DO THIS:
Pick out each line of the records in which the word "wszystko" appears.

MATERIALS PROVIDED:

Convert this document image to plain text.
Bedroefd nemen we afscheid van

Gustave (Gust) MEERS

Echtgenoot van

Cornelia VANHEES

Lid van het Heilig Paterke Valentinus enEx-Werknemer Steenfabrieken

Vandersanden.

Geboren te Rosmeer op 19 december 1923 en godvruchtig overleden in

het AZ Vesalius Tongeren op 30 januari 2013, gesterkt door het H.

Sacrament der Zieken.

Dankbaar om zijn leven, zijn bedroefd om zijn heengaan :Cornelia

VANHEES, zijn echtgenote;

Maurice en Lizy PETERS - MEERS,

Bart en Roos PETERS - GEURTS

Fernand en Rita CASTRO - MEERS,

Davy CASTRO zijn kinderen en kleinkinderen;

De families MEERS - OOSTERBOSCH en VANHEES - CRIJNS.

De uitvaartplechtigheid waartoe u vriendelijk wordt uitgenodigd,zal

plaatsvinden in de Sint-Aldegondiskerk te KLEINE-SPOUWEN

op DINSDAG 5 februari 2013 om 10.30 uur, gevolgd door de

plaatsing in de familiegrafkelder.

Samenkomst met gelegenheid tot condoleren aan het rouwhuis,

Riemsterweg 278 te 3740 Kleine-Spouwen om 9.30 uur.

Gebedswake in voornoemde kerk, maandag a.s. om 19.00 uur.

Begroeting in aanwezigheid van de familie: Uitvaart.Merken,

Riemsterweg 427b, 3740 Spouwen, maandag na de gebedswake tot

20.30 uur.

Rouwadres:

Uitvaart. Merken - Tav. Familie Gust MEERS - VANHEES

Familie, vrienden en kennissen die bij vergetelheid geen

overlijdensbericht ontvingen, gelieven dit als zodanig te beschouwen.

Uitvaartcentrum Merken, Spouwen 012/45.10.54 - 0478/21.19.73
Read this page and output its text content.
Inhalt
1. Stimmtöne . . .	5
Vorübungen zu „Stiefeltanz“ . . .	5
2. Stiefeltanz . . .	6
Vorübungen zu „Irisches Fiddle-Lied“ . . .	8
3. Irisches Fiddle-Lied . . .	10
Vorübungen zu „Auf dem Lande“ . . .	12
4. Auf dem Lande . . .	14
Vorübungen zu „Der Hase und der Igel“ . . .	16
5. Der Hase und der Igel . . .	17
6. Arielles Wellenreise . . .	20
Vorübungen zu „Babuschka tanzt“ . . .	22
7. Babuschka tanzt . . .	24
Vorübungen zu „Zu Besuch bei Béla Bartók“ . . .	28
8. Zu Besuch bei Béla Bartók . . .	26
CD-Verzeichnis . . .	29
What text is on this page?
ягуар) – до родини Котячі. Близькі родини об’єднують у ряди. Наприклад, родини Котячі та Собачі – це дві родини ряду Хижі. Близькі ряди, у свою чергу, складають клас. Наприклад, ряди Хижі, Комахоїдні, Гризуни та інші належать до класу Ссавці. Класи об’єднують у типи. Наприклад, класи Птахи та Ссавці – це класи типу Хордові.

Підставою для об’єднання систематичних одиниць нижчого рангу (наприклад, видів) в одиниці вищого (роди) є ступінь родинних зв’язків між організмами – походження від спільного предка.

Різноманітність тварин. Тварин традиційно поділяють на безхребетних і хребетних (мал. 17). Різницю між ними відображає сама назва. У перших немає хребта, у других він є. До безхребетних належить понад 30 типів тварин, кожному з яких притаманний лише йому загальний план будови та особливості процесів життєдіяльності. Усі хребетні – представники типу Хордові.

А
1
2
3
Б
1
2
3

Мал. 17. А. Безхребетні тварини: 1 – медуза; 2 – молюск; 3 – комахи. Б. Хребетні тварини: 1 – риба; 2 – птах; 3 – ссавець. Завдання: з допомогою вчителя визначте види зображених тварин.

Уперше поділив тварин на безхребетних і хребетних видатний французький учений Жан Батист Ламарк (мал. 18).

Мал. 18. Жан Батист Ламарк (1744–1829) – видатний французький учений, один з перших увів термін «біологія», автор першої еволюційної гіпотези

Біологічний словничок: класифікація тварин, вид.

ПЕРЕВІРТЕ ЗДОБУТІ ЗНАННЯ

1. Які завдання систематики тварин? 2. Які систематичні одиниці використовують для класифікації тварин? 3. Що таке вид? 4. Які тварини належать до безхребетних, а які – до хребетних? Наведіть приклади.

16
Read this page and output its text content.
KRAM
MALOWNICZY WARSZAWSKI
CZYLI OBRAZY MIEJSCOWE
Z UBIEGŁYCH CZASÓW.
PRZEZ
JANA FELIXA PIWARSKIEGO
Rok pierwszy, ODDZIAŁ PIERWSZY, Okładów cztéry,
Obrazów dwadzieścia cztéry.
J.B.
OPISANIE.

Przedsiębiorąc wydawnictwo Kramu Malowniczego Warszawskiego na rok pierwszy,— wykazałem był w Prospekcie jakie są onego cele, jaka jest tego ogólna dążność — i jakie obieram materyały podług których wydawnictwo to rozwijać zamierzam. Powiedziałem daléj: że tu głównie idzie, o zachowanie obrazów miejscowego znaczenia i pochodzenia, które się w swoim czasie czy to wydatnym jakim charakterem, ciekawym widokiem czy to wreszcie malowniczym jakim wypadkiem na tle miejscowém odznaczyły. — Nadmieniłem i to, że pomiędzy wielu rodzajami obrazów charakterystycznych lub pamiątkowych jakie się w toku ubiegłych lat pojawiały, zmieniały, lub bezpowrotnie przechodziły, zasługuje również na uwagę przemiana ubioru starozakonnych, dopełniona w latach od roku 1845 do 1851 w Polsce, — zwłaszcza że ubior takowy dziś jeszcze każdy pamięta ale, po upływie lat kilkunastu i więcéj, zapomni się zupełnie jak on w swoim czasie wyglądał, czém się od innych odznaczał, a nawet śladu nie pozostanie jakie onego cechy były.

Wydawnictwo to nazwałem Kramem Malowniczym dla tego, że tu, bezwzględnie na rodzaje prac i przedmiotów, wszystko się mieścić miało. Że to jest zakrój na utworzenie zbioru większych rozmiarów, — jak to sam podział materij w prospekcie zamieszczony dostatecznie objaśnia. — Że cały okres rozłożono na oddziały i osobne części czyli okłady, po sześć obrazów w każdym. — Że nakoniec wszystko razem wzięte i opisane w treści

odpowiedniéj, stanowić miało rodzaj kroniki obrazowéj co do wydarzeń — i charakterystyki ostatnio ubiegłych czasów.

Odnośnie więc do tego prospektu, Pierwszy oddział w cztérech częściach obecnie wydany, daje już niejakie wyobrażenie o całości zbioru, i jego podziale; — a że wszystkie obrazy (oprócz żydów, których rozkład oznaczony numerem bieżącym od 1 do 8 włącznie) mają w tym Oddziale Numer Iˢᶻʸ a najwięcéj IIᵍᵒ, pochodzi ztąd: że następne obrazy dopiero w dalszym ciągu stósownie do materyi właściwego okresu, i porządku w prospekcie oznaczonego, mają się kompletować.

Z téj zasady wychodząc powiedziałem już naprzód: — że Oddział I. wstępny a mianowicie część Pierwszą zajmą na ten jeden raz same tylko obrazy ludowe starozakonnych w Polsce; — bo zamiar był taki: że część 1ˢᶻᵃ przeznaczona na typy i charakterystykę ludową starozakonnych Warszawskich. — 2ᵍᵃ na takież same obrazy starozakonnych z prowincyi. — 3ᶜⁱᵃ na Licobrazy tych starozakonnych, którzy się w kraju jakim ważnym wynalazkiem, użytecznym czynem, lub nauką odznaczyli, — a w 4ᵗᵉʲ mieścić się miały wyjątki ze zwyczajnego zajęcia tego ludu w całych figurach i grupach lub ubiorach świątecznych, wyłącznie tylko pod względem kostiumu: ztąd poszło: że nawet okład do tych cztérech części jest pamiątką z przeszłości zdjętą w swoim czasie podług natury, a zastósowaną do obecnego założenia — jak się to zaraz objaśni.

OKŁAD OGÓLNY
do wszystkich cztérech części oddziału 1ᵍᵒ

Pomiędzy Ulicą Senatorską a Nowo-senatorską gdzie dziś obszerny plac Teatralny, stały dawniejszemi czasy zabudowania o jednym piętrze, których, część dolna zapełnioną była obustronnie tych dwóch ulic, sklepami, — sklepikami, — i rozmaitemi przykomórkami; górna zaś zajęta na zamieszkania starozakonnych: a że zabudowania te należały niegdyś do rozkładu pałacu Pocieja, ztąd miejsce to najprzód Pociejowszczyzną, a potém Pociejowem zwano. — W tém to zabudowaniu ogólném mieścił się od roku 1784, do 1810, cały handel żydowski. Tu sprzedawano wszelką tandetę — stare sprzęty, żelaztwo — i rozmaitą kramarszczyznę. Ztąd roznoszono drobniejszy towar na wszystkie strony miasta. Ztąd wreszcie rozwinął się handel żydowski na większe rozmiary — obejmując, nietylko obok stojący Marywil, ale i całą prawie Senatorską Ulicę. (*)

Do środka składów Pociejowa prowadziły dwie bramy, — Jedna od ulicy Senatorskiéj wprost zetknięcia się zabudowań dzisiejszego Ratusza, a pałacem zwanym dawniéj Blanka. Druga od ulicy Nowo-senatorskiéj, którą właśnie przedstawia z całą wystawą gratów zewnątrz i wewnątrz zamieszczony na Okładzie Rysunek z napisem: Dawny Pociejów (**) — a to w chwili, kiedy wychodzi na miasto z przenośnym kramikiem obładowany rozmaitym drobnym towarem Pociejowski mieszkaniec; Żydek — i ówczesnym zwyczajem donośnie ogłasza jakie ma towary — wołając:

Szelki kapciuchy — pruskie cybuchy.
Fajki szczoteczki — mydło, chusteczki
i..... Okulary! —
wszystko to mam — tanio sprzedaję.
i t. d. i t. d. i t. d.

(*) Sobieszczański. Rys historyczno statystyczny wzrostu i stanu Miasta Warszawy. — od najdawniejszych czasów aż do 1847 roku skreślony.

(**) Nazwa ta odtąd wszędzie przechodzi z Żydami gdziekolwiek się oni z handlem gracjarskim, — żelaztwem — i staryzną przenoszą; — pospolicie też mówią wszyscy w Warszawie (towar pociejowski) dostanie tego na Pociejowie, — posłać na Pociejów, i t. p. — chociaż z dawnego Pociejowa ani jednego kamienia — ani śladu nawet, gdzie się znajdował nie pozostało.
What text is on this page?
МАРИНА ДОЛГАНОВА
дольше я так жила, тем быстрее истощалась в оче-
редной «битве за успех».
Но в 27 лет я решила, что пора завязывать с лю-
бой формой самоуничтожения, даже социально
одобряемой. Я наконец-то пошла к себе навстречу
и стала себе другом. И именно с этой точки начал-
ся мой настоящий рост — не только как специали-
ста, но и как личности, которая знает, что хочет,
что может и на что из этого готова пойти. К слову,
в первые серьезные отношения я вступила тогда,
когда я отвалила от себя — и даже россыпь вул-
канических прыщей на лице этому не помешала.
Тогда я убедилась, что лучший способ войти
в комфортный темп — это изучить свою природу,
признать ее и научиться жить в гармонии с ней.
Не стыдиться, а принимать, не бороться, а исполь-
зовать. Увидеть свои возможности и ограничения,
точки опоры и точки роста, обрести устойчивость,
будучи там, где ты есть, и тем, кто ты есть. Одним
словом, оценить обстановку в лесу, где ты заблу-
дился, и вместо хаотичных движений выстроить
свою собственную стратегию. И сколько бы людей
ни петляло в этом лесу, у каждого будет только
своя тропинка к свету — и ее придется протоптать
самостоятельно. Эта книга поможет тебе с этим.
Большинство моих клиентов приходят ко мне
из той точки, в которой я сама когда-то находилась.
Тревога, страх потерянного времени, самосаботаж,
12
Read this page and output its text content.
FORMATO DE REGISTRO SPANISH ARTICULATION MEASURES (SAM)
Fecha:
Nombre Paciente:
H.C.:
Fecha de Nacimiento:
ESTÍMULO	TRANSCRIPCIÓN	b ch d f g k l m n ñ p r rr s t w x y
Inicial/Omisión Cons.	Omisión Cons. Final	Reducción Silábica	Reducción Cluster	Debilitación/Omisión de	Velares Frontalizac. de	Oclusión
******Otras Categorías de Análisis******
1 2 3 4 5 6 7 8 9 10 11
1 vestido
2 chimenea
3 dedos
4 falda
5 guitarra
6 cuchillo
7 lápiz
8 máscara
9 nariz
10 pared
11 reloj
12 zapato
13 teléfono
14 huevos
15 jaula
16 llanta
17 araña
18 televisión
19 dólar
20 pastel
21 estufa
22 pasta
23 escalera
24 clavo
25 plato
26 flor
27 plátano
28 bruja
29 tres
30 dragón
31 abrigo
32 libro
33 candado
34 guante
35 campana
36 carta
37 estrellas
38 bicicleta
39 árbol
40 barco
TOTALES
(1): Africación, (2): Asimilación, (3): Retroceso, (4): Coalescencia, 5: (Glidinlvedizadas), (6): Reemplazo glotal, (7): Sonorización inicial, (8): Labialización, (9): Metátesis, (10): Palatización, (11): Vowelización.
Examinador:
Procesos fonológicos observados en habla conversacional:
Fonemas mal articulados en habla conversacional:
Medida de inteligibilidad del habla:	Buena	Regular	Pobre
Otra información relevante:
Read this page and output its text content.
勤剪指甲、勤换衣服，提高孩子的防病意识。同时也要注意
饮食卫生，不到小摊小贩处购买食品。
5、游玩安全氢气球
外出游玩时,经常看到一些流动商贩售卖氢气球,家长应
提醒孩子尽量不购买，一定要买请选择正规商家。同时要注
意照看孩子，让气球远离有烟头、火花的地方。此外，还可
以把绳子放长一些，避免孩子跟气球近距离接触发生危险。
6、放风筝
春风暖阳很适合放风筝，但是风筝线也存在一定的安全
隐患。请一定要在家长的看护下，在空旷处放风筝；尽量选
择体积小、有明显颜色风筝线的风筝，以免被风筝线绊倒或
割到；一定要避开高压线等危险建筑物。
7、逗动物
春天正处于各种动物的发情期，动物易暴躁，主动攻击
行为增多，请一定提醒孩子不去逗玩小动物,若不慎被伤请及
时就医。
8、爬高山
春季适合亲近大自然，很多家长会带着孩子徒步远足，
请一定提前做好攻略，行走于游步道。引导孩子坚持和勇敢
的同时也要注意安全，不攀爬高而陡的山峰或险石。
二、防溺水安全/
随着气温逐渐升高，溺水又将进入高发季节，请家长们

ANSWER TO THIS TASK:
Wydawnictwo to nazwałem Kramem Malowniczym dla tego, że tu, bezwzględnie na rodzaje prac i przedmiotów, wszystko się mieścić miało. Że to jest zakrój na utworzenie zbioru większych rozmiarów, — jak to sam podział materij w prospekcie zamieszczony dostatecznie objaśnia. — Że cały okres rozłożono na oddziały i osobne części czyli okłady, po sześć obrazów w każdym. — Że nakoniec wszystko razem wzięte i opisane w treści
wszystko to mam — tanio sprzedaję.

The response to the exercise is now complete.